### WORK REQUIRED
State how many lines in the listing below include the word "Funds". Give nothing but the number.

### RECORDS FOR PROCESSING

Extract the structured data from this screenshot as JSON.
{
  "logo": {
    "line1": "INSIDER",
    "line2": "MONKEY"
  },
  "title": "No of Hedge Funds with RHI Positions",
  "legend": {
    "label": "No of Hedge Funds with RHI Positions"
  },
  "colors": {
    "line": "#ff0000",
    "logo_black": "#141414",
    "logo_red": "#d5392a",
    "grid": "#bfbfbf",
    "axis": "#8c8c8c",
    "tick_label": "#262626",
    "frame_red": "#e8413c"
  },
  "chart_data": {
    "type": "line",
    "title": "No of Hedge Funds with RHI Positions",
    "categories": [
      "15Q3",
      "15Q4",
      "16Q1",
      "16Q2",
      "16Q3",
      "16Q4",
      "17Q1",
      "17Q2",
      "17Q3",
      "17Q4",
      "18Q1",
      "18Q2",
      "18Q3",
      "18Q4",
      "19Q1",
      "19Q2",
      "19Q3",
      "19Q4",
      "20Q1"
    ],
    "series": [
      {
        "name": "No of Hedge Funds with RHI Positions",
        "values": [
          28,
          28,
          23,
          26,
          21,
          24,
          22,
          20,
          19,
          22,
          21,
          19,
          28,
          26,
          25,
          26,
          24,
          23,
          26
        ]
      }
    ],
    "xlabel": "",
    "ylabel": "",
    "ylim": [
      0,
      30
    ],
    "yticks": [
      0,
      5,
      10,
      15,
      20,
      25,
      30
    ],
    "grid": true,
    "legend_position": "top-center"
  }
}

### RESULT FOR THIS TASK
4